> **Exercise materials**:
+---+

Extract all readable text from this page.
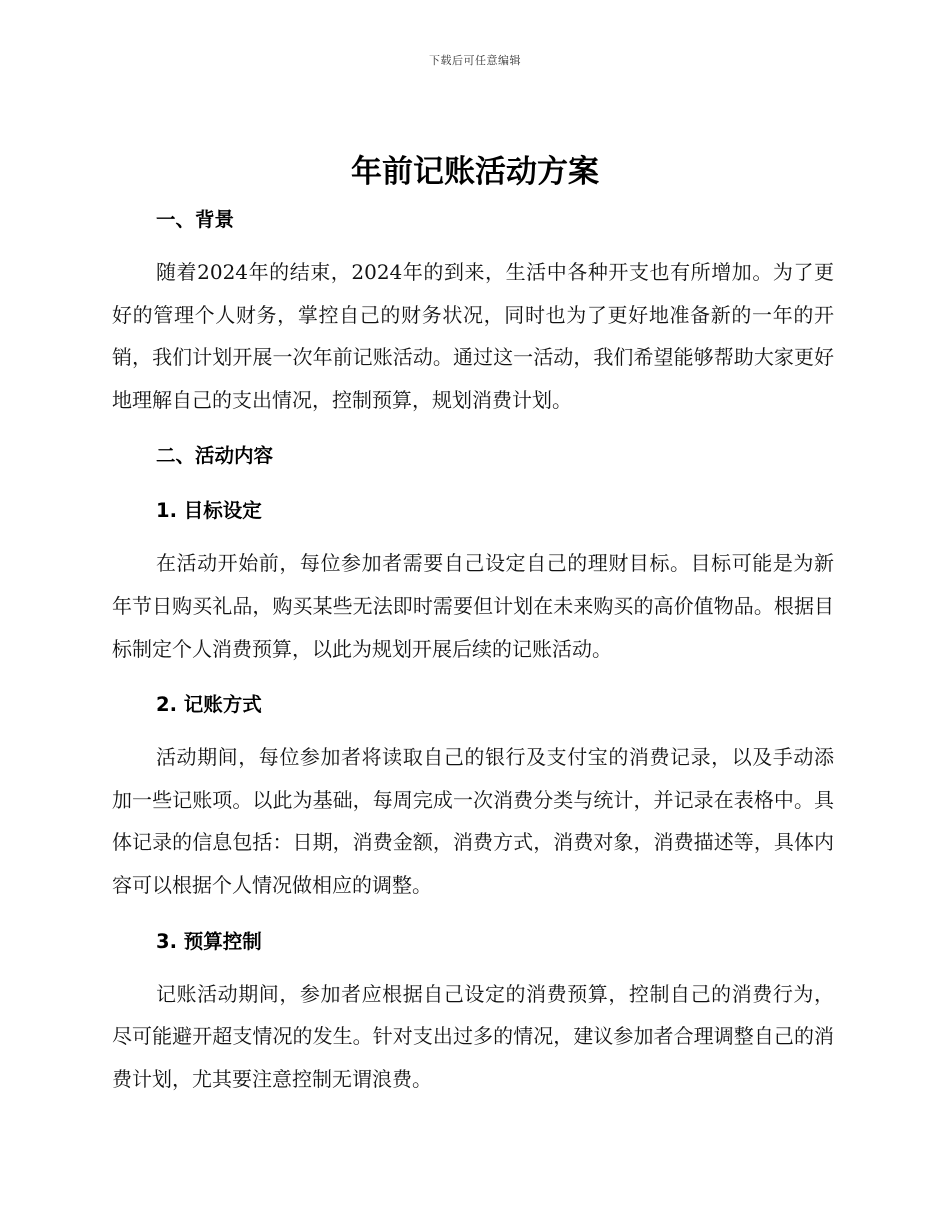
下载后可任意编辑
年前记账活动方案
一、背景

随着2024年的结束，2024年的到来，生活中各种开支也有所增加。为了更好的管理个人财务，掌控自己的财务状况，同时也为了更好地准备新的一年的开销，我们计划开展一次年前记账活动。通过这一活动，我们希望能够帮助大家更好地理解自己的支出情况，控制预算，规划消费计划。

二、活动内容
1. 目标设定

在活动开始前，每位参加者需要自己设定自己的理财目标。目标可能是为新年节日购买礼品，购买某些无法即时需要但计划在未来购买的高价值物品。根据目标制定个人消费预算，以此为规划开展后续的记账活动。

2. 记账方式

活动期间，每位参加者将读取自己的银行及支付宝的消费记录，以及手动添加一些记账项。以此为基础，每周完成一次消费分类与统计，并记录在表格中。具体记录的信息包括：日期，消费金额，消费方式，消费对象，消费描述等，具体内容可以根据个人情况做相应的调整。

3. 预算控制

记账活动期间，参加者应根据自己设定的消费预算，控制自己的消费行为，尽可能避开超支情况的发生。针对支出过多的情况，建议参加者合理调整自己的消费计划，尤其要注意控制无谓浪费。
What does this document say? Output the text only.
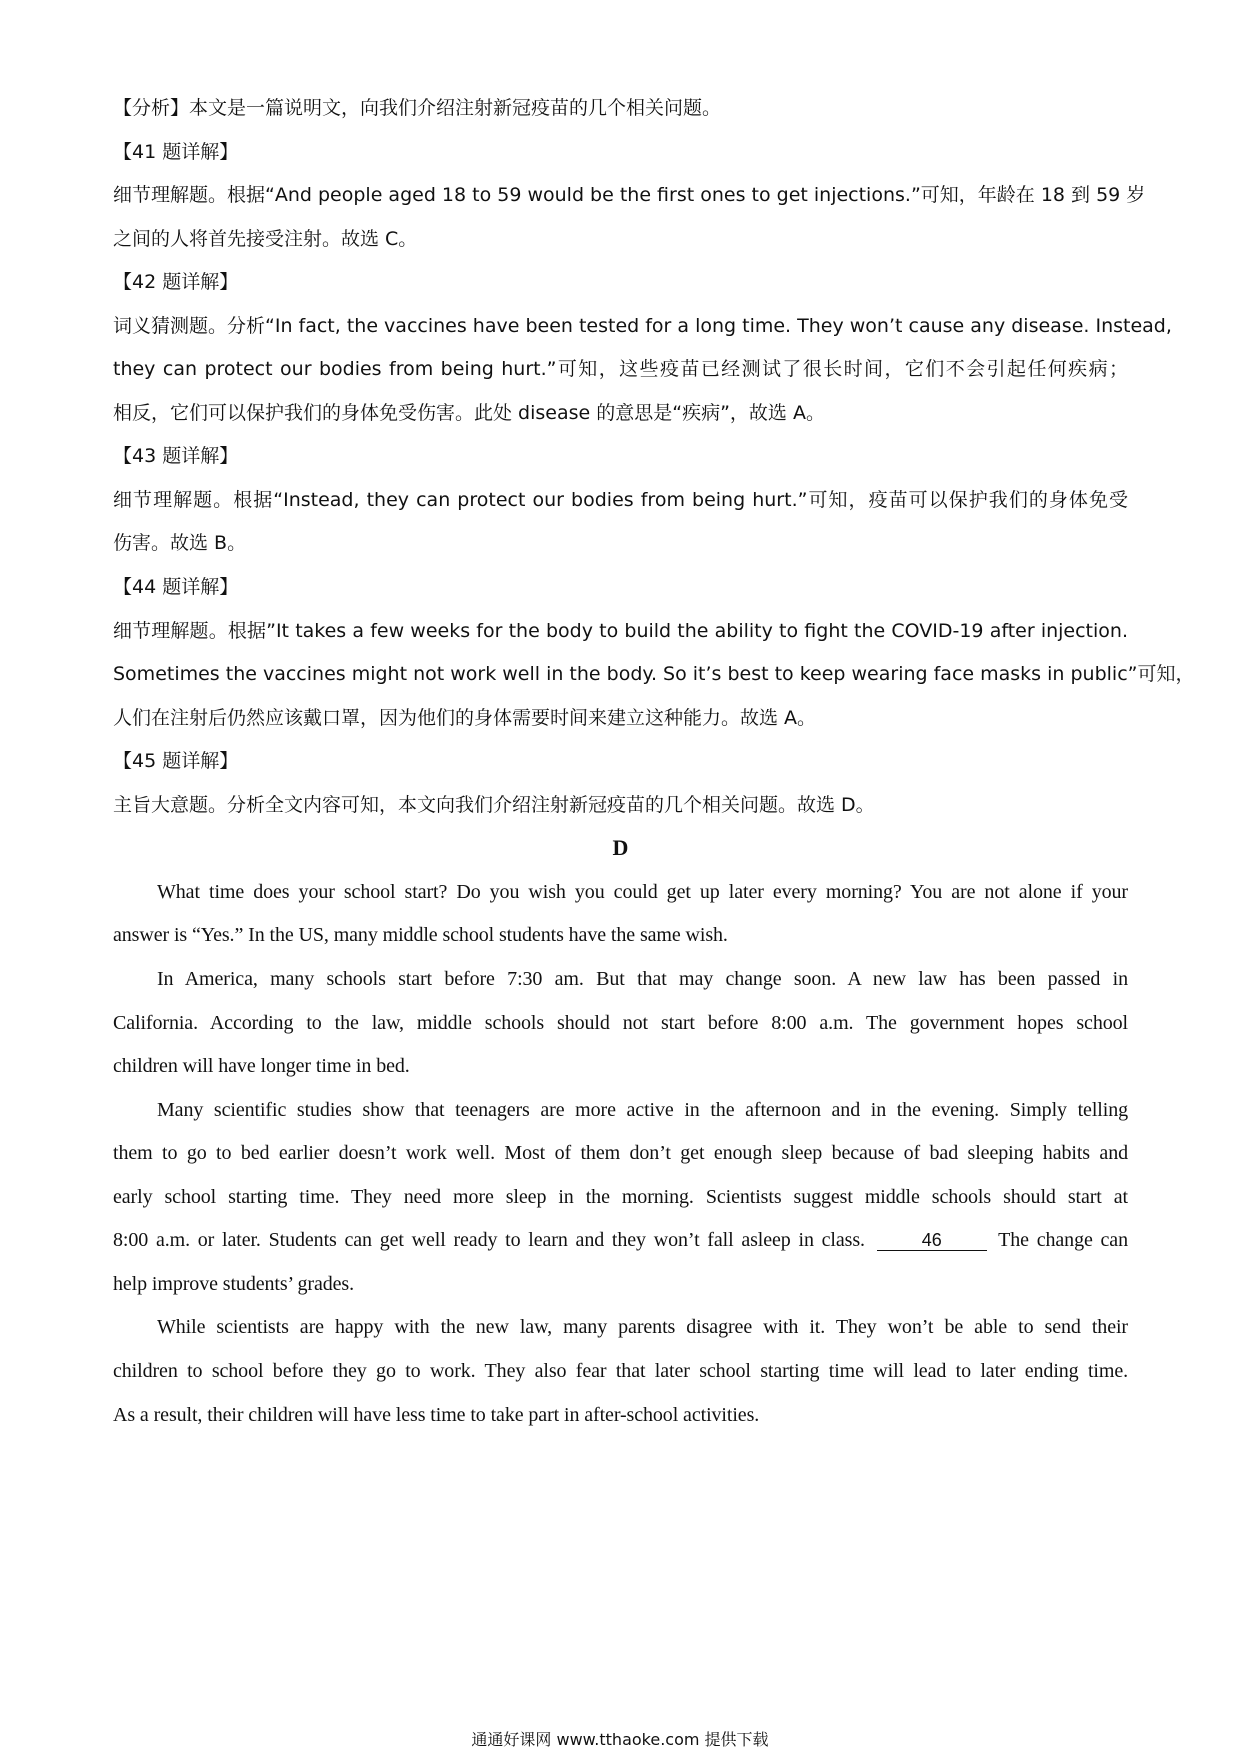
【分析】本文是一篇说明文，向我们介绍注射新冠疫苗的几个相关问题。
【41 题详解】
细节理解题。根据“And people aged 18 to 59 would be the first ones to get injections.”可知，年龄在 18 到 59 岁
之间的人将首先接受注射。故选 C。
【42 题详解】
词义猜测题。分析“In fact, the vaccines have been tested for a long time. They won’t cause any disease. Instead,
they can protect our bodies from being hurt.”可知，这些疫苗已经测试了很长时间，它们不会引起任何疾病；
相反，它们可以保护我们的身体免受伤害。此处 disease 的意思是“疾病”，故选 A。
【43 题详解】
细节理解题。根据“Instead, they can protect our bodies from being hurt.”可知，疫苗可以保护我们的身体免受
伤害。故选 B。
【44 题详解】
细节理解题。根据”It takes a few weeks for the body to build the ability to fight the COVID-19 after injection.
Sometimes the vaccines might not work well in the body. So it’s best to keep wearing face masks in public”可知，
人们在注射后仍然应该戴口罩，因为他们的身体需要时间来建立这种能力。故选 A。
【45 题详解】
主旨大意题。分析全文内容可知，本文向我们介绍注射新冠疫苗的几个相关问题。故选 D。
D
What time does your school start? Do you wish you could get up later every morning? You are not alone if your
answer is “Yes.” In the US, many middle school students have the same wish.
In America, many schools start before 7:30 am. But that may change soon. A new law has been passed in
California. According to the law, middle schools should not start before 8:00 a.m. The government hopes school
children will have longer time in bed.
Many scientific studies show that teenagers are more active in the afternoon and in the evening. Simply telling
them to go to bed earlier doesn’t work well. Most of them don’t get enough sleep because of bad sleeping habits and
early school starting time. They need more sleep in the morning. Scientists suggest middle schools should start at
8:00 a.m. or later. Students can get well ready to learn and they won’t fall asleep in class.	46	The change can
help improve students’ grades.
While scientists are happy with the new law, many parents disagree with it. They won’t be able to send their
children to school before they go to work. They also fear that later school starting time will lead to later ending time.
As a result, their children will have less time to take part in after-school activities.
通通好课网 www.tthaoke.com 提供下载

+---+

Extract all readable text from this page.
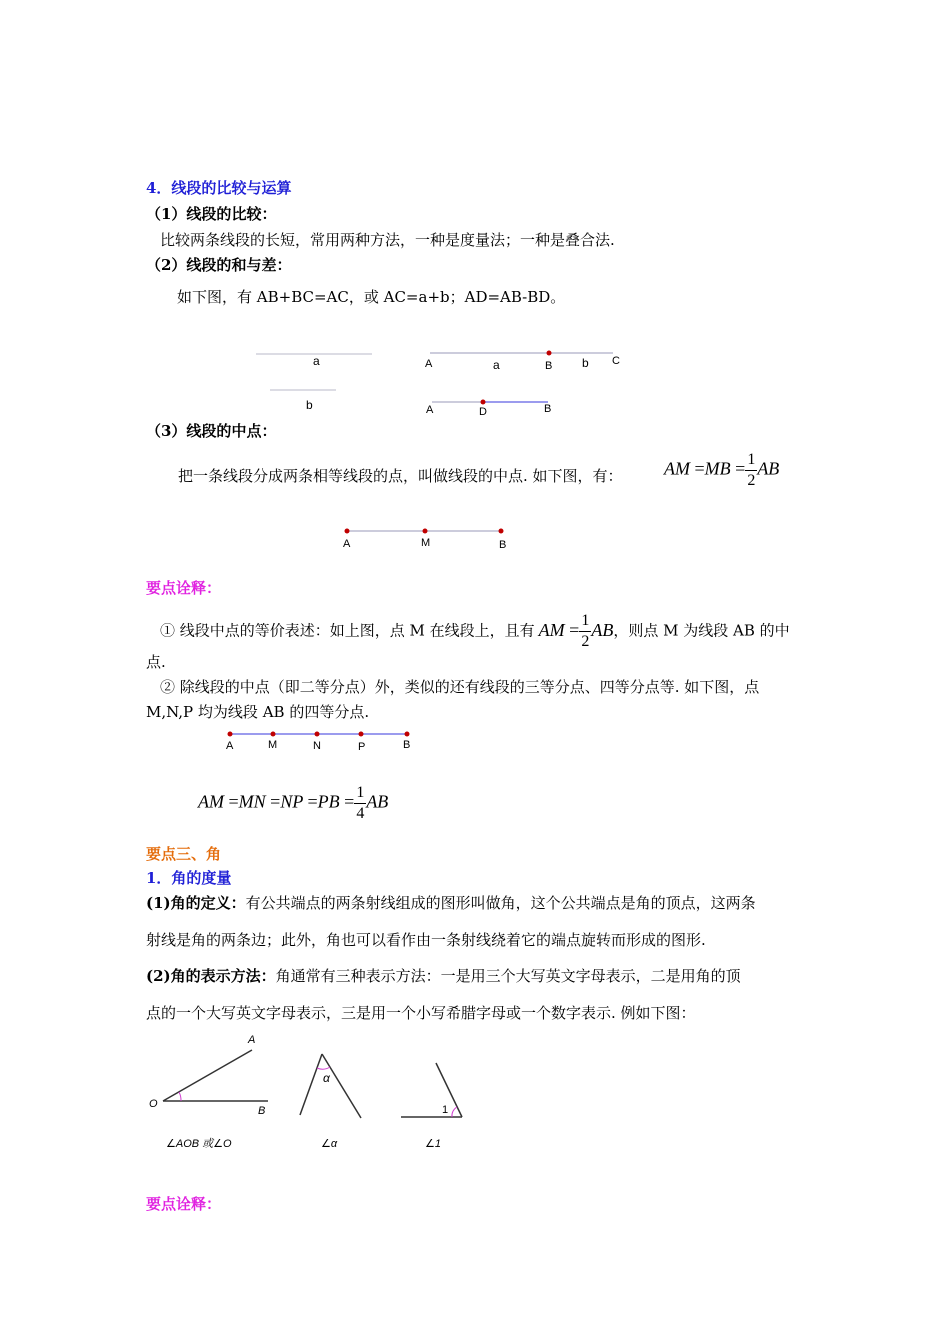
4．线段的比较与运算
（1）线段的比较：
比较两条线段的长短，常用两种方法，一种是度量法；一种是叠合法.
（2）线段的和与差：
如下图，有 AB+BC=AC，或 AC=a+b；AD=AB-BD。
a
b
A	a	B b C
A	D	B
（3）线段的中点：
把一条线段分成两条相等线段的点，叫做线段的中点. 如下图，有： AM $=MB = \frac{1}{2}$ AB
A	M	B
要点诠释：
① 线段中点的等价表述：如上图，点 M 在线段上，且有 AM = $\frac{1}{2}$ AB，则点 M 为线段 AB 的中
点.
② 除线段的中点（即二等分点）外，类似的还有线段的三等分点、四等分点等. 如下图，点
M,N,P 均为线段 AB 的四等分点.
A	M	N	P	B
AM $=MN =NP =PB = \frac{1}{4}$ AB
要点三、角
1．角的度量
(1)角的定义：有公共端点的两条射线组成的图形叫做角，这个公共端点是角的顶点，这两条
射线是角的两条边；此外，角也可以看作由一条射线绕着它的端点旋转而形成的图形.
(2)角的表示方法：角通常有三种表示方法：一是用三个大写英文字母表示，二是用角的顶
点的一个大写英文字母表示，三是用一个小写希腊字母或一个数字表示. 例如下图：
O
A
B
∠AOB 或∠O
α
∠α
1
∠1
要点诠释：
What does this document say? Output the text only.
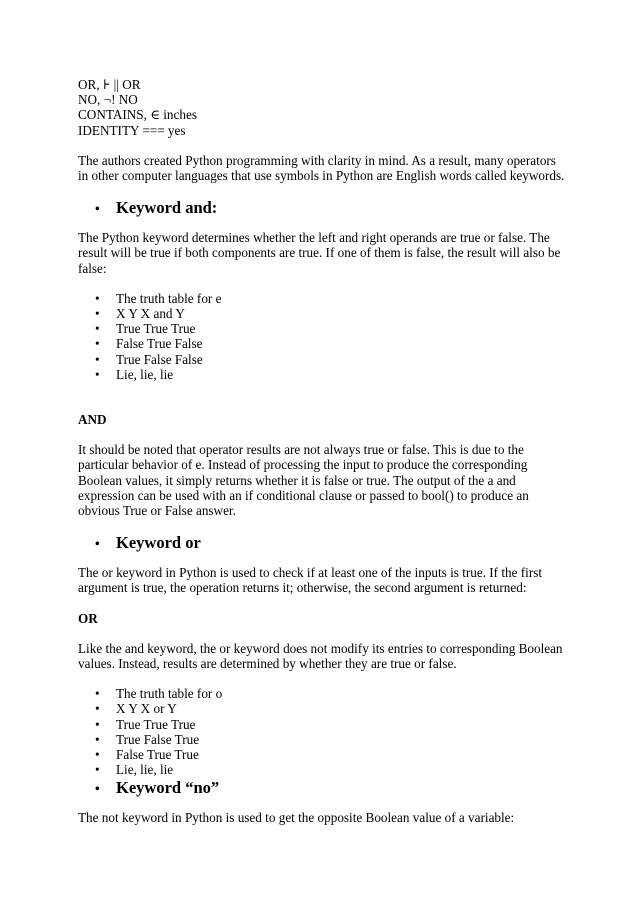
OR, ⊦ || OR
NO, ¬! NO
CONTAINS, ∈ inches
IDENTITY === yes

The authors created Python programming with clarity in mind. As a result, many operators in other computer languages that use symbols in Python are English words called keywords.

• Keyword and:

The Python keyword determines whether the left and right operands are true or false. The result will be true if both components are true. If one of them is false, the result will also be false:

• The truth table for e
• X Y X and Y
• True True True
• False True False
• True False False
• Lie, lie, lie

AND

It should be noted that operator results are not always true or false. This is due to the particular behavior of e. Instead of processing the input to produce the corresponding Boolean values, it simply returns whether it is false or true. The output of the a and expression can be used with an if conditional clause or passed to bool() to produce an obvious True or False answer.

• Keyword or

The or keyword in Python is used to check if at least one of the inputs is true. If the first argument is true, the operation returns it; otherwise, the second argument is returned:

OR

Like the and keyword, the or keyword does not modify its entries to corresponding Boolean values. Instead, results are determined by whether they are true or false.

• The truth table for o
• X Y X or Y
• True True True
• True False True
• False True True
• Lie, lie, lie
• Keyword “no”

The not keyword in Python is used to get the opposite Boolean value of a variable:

+---+

> **Written task**: Write out every line from the entries where "more" appears.

> **Full output**:
Many scientific studies show that teenagers are more active in the afternoon and in the evening. Simply telling
early school starting time. They need more sleep in the morning. Scientists suggest middle schools should start at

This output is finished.